▸ Your objective
The data below must be copied in full and without any change.

▸ Given records
__________
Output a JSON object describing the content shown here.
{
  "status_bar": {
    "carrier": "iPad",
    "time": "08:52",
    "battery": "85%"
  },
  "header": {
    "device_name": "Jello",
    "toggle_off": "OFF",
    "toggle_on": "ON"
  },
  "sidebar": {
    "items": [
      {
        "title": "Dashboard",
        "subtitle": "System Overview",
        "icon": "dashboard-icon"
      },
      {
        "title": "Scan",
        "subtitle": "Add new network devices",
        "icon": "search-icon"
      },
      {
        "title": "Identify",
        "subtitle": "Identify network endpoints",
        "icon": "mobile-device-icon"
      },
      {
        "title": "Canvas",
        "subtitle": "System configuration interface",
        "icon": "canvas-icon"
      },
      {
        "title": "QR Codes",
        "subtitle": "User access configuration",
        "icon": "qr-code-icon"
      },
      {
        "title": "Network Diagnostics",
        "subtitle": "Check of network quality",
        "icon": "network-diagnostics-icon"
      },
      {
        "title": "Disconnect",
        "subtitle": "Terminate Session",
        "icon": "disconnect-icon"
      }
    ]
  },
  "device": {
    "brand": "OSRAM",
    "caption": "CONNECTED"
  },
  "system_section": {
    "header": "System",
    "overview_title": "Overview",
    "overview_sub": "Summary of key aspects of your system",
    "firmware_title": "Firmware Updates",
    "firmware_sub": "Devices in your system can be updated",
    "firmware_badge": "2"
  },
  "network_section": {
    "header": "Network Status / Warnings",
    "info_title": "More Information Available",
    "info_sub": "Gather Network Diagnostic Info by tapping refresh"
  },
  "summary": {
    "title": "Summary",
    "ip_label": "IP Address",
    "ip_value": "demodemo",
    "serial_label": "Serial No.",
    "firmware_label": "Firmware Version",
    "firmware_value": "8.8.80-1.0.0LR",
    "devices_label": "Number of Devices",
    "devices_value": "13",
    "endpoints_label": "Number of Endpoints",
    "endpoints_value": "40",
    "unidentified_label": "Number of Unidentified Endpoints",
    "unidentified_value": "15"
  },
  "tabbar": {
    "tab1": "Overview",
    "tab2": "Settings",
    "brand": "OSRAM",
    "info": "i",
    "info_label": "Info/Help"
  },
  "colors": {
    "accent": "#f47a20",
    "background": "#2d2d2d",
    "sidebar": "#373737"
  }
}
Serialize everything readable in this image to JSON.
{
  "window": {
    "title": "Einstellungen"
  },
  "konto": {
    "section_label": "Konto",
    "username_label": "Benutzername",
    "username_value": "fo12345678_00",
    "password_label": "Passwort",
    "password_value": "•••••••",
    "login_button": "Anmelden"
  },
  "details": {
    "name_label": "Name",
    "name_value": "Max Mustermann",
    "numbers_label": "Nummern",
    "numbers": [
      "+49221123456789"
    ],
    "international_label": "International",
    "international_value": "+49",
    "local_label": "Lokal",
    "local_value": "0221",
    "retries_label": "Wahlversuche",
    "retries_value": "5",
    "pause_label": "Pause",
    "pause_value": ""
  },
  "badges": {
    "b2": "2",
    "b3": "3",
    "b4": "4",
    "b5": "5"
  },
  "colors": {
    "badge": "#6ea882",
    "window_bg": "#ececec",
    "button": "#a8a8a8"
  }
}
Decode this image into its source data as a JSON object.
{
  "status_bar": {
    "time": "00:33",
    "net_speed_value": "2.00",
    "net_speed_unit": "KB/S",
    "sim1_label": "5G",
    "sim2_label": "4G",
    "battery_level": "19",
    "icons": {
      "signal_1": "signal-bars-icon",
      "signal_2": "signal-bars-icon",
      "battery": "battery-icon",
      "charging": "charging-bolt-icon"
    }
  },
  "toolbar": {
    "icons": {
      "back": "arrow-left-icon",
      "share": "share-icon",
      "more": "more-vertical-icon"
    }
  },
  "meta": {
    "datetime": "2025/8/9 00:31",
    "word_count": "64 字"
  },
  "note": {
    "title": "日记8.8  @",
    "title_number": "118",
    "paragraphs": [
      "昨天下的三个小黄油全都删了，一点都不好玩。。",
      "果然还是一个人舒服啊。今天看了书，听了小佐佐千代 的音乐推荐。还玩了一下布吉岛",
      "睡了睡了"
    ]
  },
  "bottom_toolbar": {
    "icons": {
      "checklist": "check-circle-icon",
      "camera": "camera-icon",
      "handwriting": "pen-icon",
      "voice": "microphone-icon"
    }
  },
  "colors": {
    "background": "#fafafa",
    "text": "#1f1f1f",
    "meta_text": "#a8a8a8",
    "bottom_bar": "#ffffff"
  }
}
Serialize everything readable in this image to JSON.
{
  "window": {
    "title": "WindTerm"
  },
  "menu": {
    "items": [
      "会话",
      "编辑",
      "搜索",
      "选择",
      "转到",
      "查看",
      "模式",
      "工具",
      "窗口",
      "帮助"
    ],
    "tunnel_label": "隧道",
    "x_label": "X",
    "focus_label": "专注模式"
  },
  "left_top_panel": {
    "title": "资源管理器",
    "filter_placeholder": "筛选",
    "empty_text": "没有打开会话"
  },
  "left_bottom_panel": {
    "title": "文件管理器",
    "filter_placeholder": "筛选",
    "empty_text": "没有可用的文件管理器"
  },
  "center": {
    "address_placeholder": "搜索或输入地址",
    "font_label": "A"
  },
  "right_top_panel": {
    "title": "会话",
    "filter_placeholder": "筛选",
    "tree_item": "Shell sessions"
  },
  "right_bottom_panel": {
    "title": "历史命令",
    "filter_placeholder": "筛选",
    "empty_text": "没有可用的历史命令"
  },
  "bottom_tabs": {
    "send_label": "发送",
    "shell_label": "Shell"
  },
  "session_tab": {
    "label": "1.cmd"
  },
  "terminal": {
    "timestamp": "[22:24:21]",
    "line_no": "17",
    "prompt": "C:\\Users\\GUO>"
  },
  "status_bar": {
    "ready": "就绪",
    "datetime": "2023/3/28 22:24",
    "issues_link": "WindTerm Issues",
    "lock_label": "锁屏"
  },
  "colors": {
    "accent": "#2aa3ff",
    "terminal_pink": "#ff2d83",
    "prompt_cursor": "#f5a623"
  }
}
__________
▸ Reply to the task
Output a JSON object describing the content shown here.
{
  "status_bar": {
    "carrier": "iPad",
    "time": "08:52",
    "battery": "85%"
  },
  "header": {
    "device_name": "Jello",
    "toggle_off": "OFF",
    "toggle_on": "ON"
  },
  "sidebar": {
    "items": [
      {
        "title": "Dashboard",
        "subtitle": "System Overview",
        "icon": "dashboard-icon"
      },
      {
        "title": "Scan",
        "subtitle": "Add new network devices",
        "icon": "search-icon"
      },
      {
        "title": "Identify",
        "subtitle": "Identify network endpoints",
        "icon": "mobile-device-icon"
      },
      {
        "title": "Canvas",
        "subtitle": "System configuration interface",
        "icon": "canvas-icon"
      },
      {
        "title": "QR Codes",
        "subtitle": "User access configuration",
        "icon": "qr-code-icon"
      },
      {
        "title": "Network Diagnostics",
        "subtitle": "Check of network quality",
        "icon": "network-diagnostics-icon"
      },
      {
        "title": "Disconnect",
        "subtitle": "Terminate Session",
        "icon": "disconnect-icon"
      }
    ]
  },
  "device": {
    "brand": "OSRAM",
    "caption": "CONNECTED"
  },
  "system_section": {
    "header": "System",
    "overview_title": "Overview",
    "overview_sub": "Summary of key aspects of your system",
    "firmware_title": "Firmware Updates",
    "firmware_sub": "Devices in your system can be updated",
    "firmware_badge": "2"
  },
  "network_section": {
    "header": "Network Status / Warnings",
    "info_title": "More Information Available",
    "info_sub": "Gather Network Diagnostic Info by tapping refresh"
  },
  "summary": {
    "title": "Summary",
    "ip_label": "IP Address",
    "ip_value": "demodemo",
    "serial_label": "Serial No.",
    "firmware_label": "Firmware Version",
    "firmware_value": "8.8.80-1.0.0LR",
    "devices_label": "Number of Devices",
    "devices_value": "13",
    "endpoints_label": "Number of Endpoints",
    "endpoints_value": "40",
    "unidentified_label": "Number of Unidentified Endpoints",
    "unidentified_value": "15"
  },
  "tabbar": {
    "tab1": "Overview",
    "tab2": "Settings",
    "brand": "OSRAM",
    "info": "i",
    "info_label": "Info/Help"
  },
  "colors": {
    "accent": "#f47a20",
    "background": "#2d2d2d",
    "sidebar": "#373737"
  }
}
Serialize everything readable in this image to JSON.
{
  "window": {
    "title": "Einstellungen"
  },
  "konto": {
    "section_label": "Konto",
    "username_label": "Benutzername",
    "username_value": "fo12345678_00",
    "password_label": "Passwort",
    "password_value": "•••••••",
    "login_button": "Anmelden"
  },
  "details": {
    "name_label": "Name",
    "name_value": "Max Mustermann",
    "numbers_label": "Nummern",
    "numbers": [
      "+49221123456789"
    ],
    "international_label": "International",
    "international_value": "+49",
    "local_label": "Lokal",
    "local_value": "0221",
    "retries_label": "Wahlversuche",
    "retries_value": "5",
    "pause_label": "Pause",
    "pause_value": ""
  },
  "badges": {
    "b2": "2",
    "b3": "3",
    "b4": "4",
    "b5": "5"
  },
  "colors": {
    "badge": "#6ea882",
    "window_bg": "#ececec",
    "button": "#a8a8a8"
  }
}
Decode this image into its source data as a JSON object.
{
  "status_bar": {
    "time": "00:33",
    "net_speed_value": "2.00",
    "net_speed_unit": "KB/S",
    "sim1_label": "5G",
    "sim2_label": "4G",
    "battery_level": "19",
    "icons": {
      "signal_1": "signal-bars-icon",
      "signal_2": "signal-bars-icon",
      "battery": "battery-icon",
      "charging": "charging-bolt-icon"
    }
  },
  "toolbar": {
    "icons": {
      "back": "arrow-left-icon",
      "share": "share-icon",
      "more": "more-vertical-icon"
    }
  },
  "meta": {
    "datetime": "2025/8/9 00:31",
    "word_count": "64 字"
  },
  "note": {
    "title": "日记8.8  @",
    "title_number": "118",
    "paragraphs": [
      "昨天下的三个小黄油全都删了，一点都不好玩。。",
      "果然还是一个人舒服啊。今天看了书，听了小佐佐千代 的音乐推荐。还玩了一下布吉岛",
      "睡了睡了"
    ]
  },
  "bottom_toolbar": {
    "icons": {
      "checklist": "check-circle-icon",
      "camera": "camera-icon",
      "handwriting": "pen-icon",
      "voice": "microphone-icon"
    }
  },
  "colors": {
    "background": "#fafafa",
    "text": "#1f1f1f",
    "meta_text": "#a8a8a8",
    "bottom_bar": "#ffffff"
  }
}
Serialize everything readable in this image to JSON.
{
  "window": {
    "title": "WindTerm"
  },
  "menu": {
    "items": [
      "会话",
      "编辑",
      "搜索",
      "选择",
      "转到",
      "查看",
      "模式",
      "工具",
      "窗口",
      "帮助"
    ],
    "tunnel_label": "隧道",
    "x_label": "X",
    "focus_label": "专注模式"
  },
  "left_top_panel": {
    "title": "资源管理器",
    "filter_placeholder": "筛选",
    "empty_text": "没有打开会话"
  },
  "left_bottom_panel": {
    "title": "文件管理器",
    "filter_placeholder": "筛选",
    "empty_text": "没有可用的文件管理器"
  },
  "center": {
    "address_placeholder": "搜索或输入地址",
    "font_label": "A"
  },
  "right_top_panel": {
    "title": "会话",
    "filter_placeholder": "筛选",
    "tree_item": "Shell sessions"
  },
  "right_bottom_panel": {
    "title": "历史命令",
    "filter_placeholder": "筛选",
    "empty_text": "没有可用的历史命令"
  },
  "bottom_tabs": {
    "send_label": "发送",
    "shell_label": "Shell"
  },
  "session_tab": {
    "label": "1.cmd"
  },
  "terminal": {
    "timestamp": "[22:24:21]",
    "line_no": "17",
    "prompt": "C:\\Users\\GUO>"
  },
  "status_bar": {
    "ready": "就绪",
    "datetime": "2023/3/28 22:24",
    "issues_link": "WindTerm Issues",
    "lock_label": "锁屏"
  },
  "colors": {
    "accent": "#2aa3ff",
    "terminal_pink": "#ff2d83",
    "prompt_cursor": "#f5a623"
  }
}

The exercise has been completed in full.